▶ _DATASET CONTENT_:

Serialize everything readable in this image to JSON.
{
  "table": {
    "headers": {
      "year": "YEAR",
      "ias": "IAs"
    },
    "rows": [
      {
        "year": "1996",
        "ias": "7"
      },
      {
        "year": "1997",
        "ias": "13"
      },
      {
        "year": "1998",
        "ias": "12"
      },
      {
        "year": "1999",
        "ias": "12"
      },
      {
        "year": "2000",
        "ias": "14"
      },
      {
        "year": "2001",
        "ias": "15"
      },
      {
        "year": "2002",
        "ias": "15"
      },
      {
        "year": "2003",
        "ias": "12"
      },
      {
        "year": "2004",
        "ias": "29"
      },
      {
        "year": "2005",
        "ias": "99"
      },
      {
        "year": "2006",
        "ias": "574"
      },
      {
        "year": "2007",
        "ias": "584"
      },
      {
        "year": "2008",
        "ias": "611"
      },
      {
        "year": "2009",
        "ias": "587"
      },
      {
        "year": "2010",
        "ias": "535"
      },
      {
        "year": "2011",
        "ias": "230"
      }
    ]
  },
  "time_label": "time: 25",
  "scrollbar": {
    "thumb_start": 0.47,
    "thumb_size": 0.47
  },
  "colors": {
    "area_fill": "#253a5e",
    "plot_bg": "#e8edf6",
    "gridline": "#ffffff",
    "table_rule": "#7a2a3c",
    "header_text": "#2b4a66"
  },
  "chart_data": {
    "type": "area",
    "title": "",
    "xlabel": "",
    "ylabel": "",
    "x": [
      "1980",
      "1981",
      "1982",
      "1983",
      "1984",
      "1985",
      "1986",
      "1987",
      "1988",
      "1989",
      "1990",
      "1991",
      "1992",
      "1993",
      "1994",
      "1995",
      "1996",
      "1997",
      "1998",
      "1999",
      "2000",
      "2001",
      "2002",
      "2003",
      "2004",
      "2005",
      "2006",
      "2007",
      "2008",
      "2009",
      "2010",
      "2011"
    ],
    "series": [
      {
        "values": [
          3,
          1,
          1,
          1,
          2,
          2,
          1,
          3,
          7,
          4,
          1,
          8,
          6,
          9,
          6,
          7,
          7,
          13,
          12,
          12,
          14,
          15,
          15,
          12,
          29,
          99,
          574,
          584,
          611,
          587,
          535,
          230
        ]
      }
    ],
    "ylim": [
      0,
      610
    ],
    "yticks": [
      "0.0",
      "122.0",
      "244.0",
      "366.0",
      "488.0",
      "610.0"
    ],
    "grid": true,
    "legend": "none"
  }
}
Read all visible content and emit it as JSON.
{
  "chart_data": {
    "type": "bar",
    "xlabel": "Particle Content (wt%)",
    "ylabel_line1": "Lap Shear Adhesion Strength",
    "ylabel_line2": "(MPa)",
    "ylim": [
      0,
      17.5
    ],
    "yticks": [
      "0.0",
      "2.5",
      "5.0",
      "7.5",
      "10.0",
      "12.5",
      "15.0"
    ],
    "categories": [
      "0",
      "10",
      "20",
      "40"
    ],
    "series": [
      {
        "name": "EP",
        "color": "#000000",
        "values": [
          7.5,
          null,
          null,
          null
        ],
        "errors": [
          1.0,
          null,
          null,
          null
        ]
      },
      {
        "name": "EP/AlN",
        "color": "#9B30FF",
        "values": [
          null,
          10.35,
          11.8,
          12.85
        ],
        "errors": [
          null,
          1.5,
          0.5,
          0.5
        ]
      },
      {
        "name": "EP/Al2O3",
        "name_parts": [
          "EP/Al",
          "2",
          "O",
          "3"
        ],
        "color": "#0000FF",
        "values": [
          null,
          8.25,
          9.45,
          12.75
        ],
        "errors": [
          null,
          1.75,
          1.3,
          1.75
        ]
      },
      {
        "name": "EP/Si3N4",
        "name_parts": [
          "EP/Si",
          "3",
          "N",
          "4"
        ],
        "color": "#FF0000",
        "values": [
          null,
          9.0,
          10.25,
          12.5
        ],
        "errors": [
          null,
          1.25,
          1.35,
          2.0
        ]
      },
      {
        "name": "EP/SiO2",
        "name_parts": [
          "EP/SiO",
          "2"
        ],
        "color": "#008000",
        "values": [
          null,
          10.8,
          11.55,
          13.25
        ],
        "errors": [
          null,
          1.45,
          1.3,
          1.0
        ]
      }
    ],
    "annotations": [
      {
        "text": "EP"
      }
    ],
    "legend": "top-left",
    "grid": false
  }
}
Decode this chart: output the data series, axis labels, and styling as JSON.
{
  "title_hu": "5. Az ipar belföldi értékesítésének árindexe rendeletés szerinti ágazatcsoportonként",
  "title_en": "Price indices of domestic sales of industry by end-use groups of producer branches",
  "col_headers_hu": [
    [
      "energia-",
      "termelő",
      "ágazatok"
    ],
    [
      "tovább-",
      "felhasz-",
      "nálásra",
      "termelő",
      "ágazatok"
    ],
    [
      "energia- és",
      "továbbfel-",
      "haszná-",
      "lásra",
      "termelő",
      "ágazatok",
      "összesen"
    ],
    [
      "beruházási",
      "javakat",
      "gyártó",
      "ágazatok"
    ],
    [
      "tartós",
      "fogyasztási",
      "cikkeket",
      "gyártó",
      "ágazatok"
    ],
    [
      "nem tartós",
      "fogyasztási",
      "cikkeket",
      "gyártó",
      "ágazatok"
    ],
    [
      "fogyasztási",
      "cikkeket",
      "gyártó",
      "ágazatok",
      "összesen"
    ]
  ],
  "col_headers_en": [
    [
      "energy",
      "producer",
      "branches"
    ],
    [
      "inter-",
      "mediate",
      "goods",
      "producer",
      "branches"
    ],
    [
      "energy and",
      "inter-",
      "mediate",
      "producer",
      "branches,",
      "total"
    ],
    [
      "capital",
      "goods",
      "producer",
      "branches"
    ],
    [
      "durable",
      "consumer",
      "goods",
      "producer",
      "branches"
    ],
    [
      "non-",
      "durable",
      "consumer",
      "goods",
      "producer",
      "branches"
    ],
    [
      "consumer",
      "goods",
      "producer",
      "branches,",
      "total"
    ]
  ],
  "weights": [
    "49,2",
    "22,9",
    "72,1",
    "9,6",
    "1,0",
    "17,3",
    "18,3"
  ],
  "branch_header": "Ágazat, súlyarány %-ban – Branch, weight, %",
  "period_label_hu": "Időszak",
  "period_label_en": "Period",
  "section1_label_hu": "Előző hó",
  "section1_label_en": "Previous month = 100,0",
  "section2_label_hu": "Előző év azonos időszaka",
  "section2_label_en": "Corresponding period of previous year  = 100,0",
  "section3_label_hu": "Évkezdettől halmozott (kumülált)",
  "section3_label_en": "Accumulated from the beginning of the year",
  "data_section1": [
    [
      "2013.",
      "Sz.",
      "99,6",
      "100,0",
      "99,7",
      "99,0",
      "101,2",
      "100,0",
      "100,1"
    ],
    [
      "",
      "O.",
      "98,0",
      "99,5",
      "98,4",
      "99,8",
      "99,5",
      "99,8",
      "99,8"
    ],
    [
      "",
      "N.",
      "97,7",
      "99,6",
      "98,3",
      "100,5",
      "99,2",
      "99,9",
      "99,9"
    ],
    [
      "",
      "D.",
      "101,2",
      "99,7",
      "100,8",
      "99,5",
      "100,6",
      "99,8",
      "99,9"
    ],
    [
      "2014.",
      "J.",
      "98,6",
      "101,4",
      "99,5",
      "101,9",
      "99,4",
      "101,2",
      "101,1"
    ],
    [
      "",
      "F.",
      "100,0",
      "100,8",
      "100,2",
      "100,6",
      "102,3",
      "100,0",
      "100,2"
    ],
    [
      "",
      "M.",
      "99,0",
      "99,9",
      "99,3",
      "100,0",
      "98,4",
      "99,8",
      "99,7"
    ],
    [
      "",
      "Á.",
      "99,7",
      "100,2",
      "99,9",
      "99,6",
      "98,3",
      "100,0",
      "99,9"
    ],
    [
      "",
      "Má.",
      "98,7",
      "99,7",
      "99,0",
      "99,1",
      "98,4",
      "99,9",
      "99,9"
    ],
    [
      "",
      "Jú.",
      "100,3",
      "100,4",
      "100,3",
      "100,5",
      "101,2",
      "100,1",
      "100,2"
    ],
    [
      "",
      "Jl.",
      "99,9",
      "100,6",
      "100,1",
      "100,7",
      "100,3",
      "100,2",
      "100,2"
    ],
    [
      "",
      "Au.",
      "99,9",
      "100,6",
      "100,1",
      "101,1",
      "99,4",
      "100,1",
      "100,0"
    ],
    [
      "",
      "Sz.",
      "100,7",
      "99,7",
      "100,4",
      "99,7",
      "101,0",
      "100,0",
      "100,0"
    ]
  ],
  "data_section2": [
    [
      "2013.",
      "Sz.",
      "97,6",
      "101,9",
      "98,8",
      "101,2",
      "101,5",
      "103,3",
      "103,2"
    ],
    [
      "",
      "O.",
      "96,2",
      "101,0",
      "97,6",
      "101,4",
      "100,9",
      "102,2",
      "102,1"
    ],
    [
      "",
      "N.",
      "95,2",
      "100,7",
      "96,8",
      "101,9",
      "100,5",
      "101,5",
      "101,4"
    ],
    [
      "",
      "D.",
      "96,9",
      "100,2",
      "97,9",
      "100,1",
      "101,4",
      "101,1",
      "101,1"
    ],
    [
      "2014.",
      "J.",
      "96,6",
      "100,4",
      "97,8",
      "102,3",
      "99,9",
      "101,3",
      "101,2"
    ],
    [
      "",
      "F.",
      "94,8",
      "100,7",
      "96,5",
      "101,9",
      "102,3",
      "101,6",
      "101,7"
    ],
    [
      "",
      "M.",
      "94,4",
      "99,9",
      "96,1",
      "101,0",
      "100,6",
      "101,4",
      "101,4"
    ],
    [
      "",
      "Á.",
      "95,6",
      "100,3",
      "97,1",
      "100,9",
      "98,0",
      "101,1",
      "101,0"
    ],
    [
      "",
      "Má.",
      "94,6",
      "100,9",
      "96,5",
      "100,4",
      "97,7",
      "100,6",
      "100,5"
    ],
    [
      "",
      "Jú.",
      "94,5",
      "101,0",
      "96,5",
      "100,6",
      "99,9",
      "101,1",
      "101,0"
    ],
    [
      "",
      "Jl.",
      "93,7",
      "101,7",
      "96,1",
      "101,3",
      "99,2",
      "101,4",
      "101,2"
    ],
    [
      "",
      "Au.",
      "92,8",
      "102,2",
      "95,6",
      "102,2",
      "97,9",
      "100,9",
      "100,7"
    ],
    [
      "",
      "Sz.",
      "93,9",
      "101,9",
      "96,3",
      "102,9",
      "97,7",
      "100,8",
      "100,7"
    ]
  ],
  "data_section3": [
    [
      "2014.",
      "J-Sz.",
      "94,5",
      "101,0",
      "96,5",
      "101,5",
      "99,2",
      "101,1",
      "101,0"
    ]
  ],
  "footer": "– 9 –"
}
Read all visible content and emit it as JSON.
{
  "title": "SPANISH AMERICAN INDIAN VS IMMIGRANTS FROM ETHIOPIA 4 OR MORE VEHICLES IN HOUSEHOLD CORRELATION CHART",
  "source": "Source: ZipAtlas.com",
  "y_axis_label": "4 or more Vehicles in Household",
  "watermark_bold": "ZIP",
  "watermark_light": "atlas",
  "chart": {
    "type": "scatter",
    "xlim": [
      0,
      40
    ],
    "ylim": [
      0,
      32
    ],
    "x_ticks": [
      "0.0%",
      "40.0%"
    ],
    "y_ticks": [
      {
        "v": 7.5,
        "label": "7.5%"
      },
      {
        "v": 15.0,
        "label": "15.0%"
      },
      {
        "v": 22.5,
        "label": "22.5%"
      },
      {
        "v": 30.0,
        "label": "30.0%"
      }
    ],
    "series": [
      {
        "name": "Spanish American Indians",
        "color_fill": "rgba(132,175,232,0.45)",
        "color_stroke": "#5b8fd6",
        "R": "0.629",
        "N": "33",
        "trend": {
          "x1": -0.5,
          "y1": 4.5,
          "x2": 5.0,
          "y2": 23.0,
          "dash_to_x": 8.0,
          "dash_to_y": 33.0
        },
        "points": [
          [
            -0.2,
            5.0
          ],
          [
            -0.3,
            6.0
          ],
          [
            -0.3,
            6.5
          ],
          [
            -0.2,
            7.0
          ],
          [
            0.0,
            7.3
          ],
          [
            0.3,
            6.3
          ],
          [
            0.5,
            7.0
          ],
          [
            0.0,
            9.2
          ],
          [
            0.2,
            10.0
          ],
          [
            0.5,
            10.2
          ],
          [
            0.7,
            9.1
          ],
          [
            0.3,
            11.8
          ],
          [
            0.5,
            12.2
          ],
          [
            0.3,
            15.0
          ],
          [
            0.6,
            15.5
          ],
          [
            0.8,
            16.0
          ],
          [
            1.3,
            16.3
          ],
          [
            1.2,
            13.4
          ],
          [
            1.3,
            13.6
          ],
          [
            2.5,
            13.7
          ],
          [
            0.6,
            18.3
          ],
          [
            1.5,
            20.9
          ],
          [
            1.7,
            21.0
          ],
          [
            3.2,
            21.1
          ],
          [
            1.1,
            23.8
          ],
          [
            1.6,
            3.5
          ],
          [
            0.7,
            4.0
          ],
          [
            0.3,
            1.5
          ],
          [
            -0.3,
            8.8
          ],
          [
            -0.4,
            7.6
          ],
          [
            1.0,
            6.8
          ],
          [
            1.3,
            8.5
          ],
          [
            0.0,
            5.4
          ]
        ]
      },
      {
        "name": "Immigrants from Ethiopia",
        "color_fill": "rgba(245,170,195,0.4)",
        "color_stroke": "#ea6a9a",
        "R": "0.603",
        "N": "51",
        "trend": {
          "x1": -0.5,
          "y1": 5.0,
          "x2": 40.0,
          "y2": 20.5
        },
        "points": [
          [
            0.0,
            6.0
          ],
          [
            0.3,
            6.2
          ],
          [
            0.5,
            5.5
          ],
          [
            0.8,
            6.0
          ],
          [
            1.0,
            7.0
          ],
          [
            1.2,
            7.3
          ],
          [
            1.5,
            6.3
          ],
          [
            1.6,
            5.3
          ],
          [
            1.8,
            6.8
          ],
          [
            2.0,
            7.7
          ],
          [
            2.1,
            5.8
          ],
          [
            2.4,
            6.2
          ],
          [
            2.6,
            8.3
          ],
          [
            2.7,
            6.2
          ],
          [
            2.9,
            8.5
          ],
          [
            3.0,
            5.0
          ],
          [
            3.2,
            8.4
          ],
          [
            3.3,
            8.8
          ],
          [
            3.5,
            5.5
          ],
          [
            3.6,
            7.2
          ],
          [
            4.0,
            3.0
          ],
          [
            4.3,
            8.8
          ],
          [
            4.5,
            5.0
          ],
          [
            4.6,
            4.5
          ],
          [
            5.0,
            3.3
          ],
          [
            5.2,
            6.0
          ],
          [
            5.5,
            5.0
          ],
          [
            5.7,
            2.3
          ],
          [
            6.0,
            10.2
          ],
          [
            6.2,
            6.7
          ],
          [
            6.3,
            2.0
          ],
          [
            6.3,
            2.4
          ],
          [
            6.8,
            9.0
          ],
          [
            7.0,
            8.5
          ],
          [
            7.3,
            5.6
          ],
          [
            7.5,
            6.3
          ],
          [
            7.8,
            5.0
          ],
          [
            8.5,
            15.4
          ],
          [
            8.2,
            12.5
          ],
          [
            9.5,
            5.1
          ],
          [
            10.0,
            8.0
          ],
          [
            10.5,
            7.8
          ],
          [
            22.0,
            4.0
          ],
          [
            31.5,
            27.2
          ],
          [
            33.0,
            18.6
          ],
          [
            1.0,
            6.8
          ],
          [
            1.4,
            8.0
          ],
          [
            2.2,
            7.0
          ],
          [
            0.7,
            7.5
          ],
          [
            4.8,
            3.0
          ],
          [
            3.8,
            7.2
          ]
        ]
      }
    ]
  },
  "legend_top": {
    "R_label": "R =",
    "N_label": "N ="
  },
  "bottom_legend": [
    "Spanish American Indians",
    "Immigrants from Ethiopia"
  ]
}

▶ _SET TASK_:
Count the lines above that contain the word "rgba", and reply with only that number.

▶ _ANSWER FOR THIS EXERCISE_:
2